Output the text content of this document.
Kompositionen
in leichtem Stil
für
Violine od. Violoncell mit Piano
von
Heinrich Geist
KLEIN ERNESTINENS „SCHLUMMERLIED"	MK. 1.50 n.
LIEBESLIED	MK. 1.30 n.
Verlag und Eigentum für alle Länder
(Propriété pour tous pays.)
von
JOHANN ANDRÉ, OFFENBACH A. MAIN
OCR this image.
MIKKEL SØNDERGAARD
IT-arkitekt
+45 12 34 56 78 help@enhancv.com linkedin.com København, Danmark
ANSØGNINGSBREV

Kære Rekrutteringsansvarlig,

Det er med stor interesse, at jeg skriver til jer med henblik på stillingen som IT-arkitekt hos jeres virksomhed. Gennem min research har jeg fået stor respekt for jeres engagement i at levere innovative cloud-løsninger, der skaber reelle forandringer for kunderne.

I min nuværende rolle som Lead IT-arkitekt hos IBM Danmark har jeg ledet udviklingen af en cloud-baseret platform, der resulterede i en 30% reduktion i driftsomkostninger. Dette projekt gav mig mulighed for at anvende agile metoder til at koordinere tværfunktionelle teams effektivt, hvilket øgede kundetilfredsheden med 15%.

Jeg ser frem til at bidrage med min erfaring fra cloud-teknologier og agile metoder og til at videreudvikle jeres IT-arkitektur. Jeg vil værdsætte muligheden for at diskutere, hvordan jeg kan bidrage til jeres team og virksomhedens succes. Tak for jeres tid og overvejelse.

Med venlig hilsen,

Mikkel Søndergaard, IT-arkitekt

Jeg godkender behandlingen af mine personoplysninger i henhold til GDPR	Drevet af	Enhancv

┄┄┄┄┄┄┄┄┄┄

[Goal] Your task is to extract the lines running from the one with "OCR this image." to the end of the material, inclusive, copying each exactly and adding nothing.

[Exercise result]
OCR this image.
MIKKEL SØNDERGAARD
IT-arkitekt
+45 12 34 56 78 help@enhancv.com linkedin.com København, Danmark
ANSØGNINGSBREV

Kære Rekrutteringsansvarlig,

Det er med stor interesse, at jeg skriver til jer med henblik på stillingen som IT-arkitekt hos jeres virksomhed. Gennem min research har jeg fået stor respekt for jeres engagement i at levere innovative cloud-løsninger, der skaber reelle forandringer for kunderne.

I min nuværende rolle som Lead IT-arkitekt hos IBM Danmark har jeg ledet udviklingen af en cloud-baseret platform, der resulterede i en 30% reduktion i driftsomkostninger. Dette projekt gav mig mulighed for at anvende agile metoder til at koordinere tværfunktionelle teams effektivt, hvilket øgede kundetilfredsheden med 15%.

Jeg ser frem til at bidrage med min erfaring fra cloud-teknologier og agile metoder og til at videreudvikle jeres IT-arkitektur. Jeg vil værdsætte muligheden for at diskutere, hvordan jeg kan bidrage til jeres team og virksomhedens succes. Tak for jeres tid og overvejelse.

Med venlig hilsen,

Mikkel Søndergaard, IT-arkitekt

Jeg godkender behandlingen af mine personoplysninger i henhold til GDPR	Drevet af	Enhancv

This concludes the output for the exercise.